* [Texto de origem]:
== == ==

A mensagem por trás da crônica encontra bastante ressonância porque, por mais que estejamos imersos em rotinas sobrecarregadas (ou precisamente por isso), há dentro de nós alguma coisa que concorda com a ideia de que vida poderia ser bem mais simples. Nem sempre nos lembramos disso, mas o cronista costuma colocar em perspectiva nossas prioridades e nosso senso de urgência. É quando podemos dizer “e não é que é assim mesmo?” e seguir nossa vida um pouco mais leves.
Luisa Sá Lasserre se inscreve no rol de cronistas que causam esse bem aos leitores. Em seu livro “Pensei, mas não disse” (Patuá, 2024), ela está muito atenta ao que chama de “a vida no miudinho”, coisas aparentemente triviais que acontecem no dia a dia, às vezes até sem sair de casa (“Em casa a vida não para de acontecer”, ela constata). Provavelmente até como consequência da pandemia, a cronista se deu conta de que a vida “real” e insubstituível de fato é aquela que existe “indoor”.
ua coleção de crônicas é marcada pela valorização de pequenos feitos, de gestos e do calor humano de quem faz parte do nosso dia a dia. Ela chama a atenção do leitor e diz que “toda hora, todo dia, algo incrível acontece, se a gente reparar bem no extraordinário que habita o comum”. Mas a gente normalmente não consegue fazer isso sozinho, tão desacostumados estamos a esse exercício de ver alguma coisa importante no corriqueiro – é quando o cronista entra em cena e nos ajuda.

== == ==

* [Dados extraídos]:
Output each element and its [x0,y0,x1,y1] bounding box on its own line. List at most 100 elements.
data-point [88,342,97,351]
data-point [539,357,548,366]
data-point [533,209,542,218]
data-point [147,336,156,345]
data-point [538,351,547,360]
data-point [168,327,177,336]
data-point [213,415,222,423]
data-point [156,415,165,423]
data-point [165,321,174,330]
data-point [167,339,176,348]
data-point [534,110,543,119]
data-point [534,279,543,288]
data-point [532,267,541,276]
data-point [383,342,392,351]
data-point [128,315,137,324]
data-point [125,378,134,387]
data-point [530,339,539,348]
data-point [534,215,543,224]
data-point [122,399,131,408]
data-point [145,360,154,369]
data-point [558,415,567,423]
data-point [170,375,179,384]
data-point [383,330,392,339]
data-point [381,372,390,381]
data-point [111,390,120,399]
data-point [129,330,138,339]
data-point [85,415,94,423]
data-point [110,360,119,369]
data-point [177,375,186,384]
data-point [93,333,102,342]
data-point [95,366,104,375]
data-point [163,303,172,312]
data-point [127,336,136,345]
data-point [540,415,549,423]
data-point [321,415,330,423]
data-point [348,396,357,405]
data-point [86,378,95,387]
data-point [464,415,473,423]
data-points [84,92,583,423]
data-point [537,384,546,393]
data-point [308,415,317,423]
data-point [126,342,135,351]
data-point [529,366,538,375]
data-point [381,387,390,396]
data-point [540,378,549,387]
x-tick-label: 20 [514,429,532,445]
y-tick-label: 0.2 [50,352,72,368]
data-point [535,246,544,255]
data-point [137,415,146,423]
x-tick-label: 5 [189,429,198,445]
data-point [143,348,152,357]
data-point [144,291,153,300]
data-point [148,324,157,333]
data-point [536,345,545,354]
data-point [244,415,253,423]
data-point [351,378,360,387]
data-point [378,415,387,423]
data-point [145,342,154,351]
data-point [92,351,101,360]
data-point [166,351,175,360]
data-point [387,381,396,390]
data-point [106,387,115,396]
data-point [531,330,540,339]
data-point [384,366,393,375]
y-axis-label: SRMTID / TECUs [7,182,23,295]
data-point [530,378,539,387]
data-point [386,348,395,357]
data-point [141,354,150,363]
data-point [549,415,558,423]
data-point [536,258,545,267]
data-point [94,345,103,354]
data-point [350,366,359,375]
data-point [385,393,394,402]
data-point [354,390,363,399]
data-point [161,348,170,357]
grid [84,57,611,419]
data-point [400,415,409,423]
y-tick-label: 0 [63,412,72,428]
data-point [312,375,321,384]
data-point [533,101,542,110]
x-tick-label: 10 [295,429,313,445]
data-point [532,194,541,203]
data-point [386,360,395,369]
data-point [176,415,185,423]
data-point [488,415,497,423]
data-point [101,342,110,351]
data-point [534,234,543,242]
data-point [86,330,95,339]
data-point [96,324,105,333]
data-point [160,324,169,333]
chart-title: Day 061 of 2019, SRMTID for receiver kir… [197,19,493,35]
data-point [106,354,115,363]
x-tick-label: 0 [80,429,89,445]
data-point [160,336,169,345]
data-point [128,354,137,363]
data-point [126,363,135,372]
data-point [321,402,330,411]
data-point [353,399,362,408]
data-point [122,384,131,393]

== == ==

* [Tarefas a realizar]:
1. Transcreva fielmente o trecho do texto sobre crônicas que começa em “ua coleção de” e segue até “e nos ajuda.”.
2. Dê continuidade ao texto sobre o livro de crônicas de Luisa Sá Lasserre a partir do ponto em que ele termina.
O material não guarda nenhuma relação com o texto de origem.

* [Respostas por item]:
1.
ua coleção de crônicas é marcada pela valorização de pequenos feitos, de gestos e do calor humano de quem faz parte do nosso dia a dia. Ela chama a atenção do leitor e diz que “toda hora, todo dia, algo incrível acontece, se a gente reparar bem no extraordinário que habita o comum”. Mas a gente normalmente não consegue fazer isso sozinho, tão desacostumados estamos a esse exercício de ver alguma coisa importante no corriqueiro – é quando o cronista entra em cena e nos ajuda.

2.
É verdade que Luisa tem uma grande ajuda em casa: seus filhos. As crianças são muito mais capacitadas que os adultos para ver as importâncias que ninguém vê. Às vezes a filha diz à mãe “você precisa aprender a ser criança”, e é isso mesmo, porque a gente esquece, enquanto vai crescendo. E então elas são as professoras, elas nos ensinam a importância daquilo que está longe do grandioso. As crianças têm um olhar estrangeiro sobre o mundo, não contaminado, e isso nos convém.
Esse talvez seja um dos salários bons da maternidade (Luisa considera que ser mãe é a profissão mais bem paga do mundo). Mas que revolução é isso de virar mãe! E mais, ser mãe durante a pandemia! Como deve ser difícil conciliar a literatura com a maternidade! Quem sabe a crônica seja a forma ideal para esses momentos. Como Alice Munro escrevia contos nos intervalos da sua vida de mãe, seria possível escrever crônicas. De uma forma ou outra, Luisa escreveu – que bom para nós.
Com delicadeza, ela faz a defesa da pausa e dos instantes. As crônicas que escreve, muitas vezes, podem parecer conselhos, mas são reflexões sobre o próprio viver da cronista. Ela é daquelas que mais observam do que falam, a quem a frase correta só vai aparecer depois de o instante ter passado. O texto, essa forma de conversar com os botões, é a forma de recuperar o momento perdido, refletindo sobre o viver e, eventualmente, chegando a alguma verdade que, generosa, vai compartilhar.
Como está com olhar treinado para captar as sutilezas do ordinário, a cronista pode partir de uma aranha que avistou na grama ou até de uma frase na embalagem de parmesão ralado para promover reflexões maiores, filosóficas um tanto, às vezes psicológicas, mas de forma natural e ao alcance do leitor. Ela faz reflexões maduras sobre a memória e sobre o envelhecer, acompanha as estações do ano (é outonal) e faz bons exercícios imaginativos, como na crônica “Cadê você, Teresinha?”.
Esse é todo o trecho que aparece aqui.